Start Material to process

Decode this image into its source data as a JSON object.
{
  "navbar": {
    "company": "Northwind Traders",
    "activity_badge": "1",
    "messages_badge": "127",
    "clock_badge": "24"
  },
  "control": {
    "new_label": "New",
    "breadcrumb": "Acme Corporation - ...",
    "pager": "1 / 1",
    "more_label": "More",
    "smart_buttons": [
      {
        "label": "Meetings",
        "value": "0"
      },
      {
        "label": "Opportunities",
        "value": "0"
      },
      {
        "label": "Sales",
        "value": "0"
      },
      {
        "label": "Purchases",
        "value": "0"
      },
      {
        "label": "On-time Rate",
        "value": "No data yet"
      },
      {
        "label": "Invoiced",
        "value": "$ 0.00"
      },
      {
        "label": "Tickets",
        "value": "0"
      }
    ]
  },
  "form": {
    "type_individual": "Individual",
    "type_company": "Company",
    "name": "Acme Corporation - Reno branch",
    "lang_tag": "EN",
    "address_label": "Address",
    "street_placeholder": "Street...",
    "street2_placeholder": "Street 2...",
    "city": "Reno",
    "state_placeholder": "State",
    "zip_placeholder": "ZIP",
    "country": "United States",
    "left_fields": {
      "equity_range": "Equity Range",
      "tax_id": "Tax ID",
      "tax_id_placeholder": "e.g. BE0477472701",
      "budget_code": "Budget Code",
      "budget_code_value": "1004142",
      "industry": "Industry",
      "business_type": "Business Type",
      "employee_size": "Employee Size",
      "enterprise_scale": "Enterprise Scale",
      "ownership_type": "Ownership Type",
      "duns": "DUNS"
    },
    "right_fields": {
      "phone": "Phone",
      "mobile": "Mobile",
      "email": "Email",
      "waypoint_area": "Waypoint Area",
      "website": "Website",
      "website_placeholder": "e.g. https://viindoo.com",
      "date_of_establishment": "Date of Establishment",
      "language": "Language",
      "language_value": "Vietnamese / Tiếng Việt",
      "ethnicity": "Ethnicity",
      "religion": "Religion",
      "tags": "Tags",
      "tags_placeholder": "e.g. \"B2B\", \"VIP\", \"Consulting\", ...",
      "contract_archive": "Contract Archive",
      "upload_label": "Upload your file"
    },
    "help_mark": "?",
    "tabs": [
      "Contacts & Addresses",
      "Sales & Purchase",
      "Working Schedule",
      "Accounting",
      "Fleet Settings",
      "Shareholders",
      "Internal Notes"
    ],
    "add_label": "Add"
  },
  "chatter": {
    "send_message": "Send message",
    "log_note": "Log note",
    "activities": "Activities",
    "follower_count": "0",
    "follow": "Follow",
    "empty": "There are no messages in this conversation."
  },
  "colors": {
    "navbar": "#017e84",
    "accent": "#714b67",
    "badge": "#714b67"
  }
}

End Material to process

Nothing in the data may differ; print all of it exactly as written.

Decode this image into its source data as a JSON object.
{
  "navbar": {
    "company": "Northwind Traders",
    "activity_badge": "1",
    "messages_badge": "127",
    "clock_badge": "24"
  },
  "control": {
    "new_label": "New",
    "breadcrumb": "Acme Corporation - ...",
    "pager": "1 / 1",
    "more_label": "More",
    "smart_buttons": [
      {
        "label": "Meetings",
        "value": "0"
      },
      {
        "label": "Opportunities",
        "value": "0"
      },
      {
        "label": "Sales",
        "value": "0"
      },
      {
        "label": "Purchases",
        "value": "0"
      },
      {
        "label": "On-time Rate",
        "value": "No data yet"
      },
      {
        "label": "Invoiced",
        "value": "$ 0.00"
      },
      {
        "label": "Tickets",
        "value": "0"
      }
    ]
  },
  "form": {
    "type_individual": "Individual",
    "type_company": "Company",
    "name": "Acme Corporation - Reno branch",
    "lang_tag": "EN",
    "address_label": "Address",
    "street_placeholder": "Street...",
    "street2_placeholder": "Street 2...",
    "city": "Reno",
    "state_placeholder": "State",
    "zip_placeholder": "ZIP",
    "country": "United States",
    "left_fields": {
      "equity_range": "Equity Range",
      "tax_id": "Tax ID",
      "tax_id_placeholder": "e.g. BE0477472701",
      "budget_code": "Budget Code",
      "budget_code_value": "1004142",
      "industry": "Industry",
      "business_type": "Business Type",
      "employee_size": "Employee Size",
      "enterprise_scale": "Enterprise Scale",
      "ownership_type": "Ownership Type",
      "duns": "DUNS"
    },
    "right_fields": {
      "phone": "Phone",
      "mobile": "Mobile",
      "email": "Email",
      "waypoint_area": "Waypoint Area",
      "website": "Website",
      "website_placeholder": "e.g. https://viindoo.com",
      "date_of_establishment": "Date of Establishment",
      "language": "Language",
      "language_value": "Vietnamese / Tiếng Việt",
      "ethnicity": "Ethnicity",
      "religion": "Religion",
      "tags": "Tags",
      "tags_placeholder": "e.g. \"B2B\", \"VIP\", \"Consulting\", ...",
      "contract_archive": "Contract Archive",
      "upload_label": "Upload your file"
    },
    "help_mark": "?",
    "tabs": [
      "Contacts & Addresses",
      "Sales & Purchase",
      "Working Schedule",
      "Accounting",
      "Fleet Settings",
      "Shareholders",
      "Internal Notes"
    ],
    "add_label": "Add"
  },
  "chatter": {
    "send_message": "Send message",
    "log_note": "Log note",
    "activities": "Activities",
    "follower_count": "0",
    "follow": "Follow",
    "empty": "There are no messages in this conversation."
  },
  "colors": {
    "navbar": "#017e84",
    "accent": "#714b67",
    "badge": "#714b67"
  }
}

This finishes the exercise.